**Problem to work on:** Repeat each record exactly. Any picture gets left out.

**Material shown:**
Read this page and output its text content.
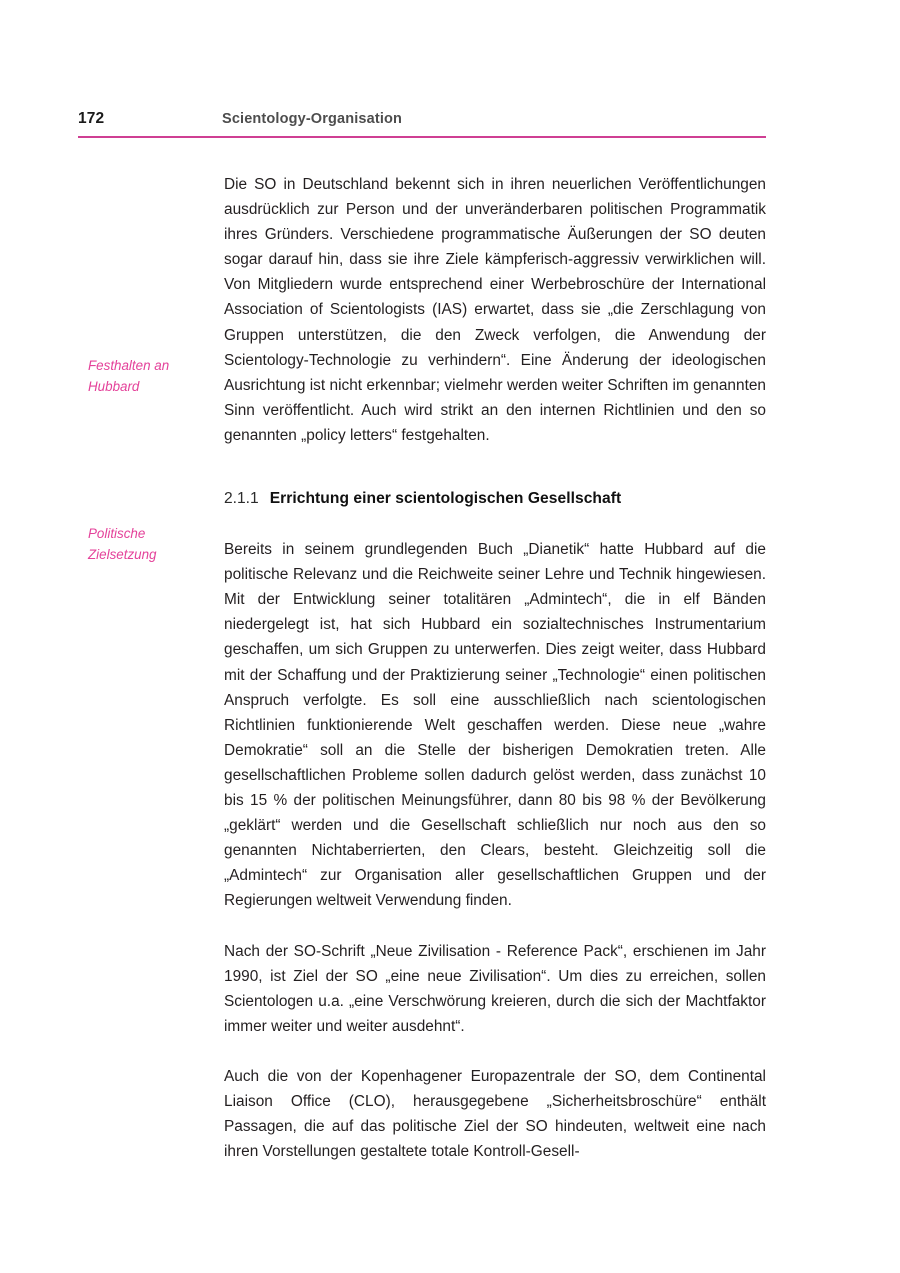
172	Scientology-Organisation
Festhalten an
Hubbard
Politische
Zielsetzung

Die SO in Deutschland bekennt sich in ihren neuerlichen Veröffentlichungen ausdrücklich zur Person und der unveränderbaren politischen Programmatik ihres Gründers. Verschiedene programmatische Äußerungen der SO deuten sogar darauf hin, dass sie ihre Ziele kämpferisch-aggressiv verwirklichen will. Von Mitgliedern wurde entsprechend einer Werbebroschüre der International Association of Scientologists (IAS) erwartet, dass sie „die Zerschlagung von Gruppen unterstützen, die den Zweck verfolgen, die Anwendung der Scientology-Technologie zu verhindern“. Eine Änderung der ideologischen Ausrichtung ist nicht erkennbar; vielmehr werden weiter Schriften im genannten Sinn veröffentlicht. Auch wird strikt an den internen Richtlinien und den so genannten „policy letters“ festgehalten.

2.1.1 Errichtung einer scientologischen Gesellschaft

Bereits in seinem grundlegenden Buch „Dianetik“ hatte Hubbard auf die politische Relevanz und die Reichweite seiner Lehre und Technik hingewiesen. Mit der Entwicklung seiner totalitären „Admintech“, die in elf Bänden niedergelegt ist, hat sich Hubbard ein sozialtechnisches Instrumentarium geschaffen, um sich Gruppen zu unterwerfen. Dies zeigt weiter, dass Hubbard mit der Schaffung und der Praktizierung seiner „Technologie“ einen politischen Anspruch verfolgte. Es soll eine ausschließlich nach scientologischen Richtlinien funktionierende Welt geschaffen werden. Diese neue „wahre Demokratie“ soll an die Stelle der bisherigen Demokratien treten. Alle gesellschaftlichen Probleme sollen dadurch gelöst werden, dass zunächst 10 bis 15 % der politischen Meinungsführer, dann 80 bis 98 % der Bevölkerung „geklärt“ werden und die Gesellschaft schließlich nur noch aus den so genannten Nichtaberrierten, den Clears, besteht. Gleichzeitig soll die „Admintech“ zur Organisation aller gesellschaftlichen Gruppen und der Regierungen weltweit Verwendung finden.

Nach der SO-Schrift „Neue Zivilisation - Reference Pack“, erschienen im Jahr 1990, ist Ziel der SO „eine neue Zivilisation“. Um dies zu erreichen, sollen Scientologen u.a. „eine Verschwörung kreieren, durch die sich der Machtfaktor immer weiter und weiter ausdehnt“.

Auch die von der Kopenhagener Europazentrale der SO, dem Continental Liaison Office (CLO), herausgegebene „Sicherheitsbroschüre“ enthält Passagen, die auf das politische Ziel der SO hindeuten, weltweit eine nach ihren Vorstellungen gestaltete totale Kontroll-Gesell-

**Complete answer:**
Read this page and output its text content.
172	Scientology-Organisation
Festhalten an
Hubbard
Politische
Zielsetzung

Die SO in Deutschland bekennt sich in ihren neuerlichen Veröffentlichungen ausdrücklich zur Person und der unveränderbaren politischen Programmatik ihres Gründers. Verschiedene programmatische Äußerungen der SO deuten sogar darauf hin, dass sie ihre Ziele kämpferisch-aggressiv verwirklichen will. Von Mitgliedern wurde entsprechend einer Werbebroschüre der International Association of Scientologists (IAS) erwartet, dass sie „die Zerschlagung von Gruppen unterstützen, die den Zweck verfolgen, die Anwendung der Scientology-Technologie zu verhindern“. Eine Änderung der ideologischen Ausrichtung ist nicht erkennbar; vielmehr werden weiter Schriften im genannten Sinn veröffentlicht. Auch wird strikt an den internen Richtlinien und den so genannten „policy letters“ festgehalten.

2.1.1 Errichtung einer scientologischen Gesellschaft

Bereits in seinem grundlegenden Buch „Dianetik“ hatte Hubbard auf die politische Relevanz und die Reichweite seiner Lehre und Technik hingewiesen. Mit der Entwicklung seiner totalitären „Admintech“, die in elf Bänden niedergelegt ist, hat sich Hubbard ein sozialtechnisches Instrumentarium geschaffen, um sich Gruppen zu unterwerfen. Dies zeigt weiter, dass Hubbard mit der Schaffung und der Praktizierung seiner „Technologie“ einen politischen Anspruch verfolgte. Es soll eine ausschließlich nach scientologischen Richtlinien funktionierende Welt geschaffen werden. Diese neue „wahre Demokratie“ soll an die Stelle der bisherigen Demokratien treten. Alle gesellschaftlichen Probleme sollen dadurch gelöst werden, dass zunächst 10 bis 15 % der politischen Meinungsführer, dann 80 bis 98 % der Bevölkerung „geklärt“ werden und die Gesellschaft schließlich nur noch aus den so genannten Nichtaberrierten, den Clears, besteht. Gleichzeitig soll die „Admintech“ zur Organisation aller gesellschaftlichen Gruppen und der Regierungen weltweit Verwendung finden.

Nach der SO-Schrift „Neue Zivilisation - Reference Pack“, erschienen im Jahr 1990, ist Ziel der SO „eine neue Zivilisation“. Um dies zu erreichen, sollen Scientologen u.a. „eine Verschwörung kreieren, durch die sich der Machtfaktor immer weiter und weiter ausdehnt“.

Auch die von der Kopenhagener Europazentrale der SO, dem Continental Liaison Office (CLO), herausgegebene „Sicherheitsbroschüre“ enthält Passagen, die auf das politische Ziel der SO hindeuten, weltweit eine nach ihren Vorstellungen gestaltete totale Kontroll-Gesell-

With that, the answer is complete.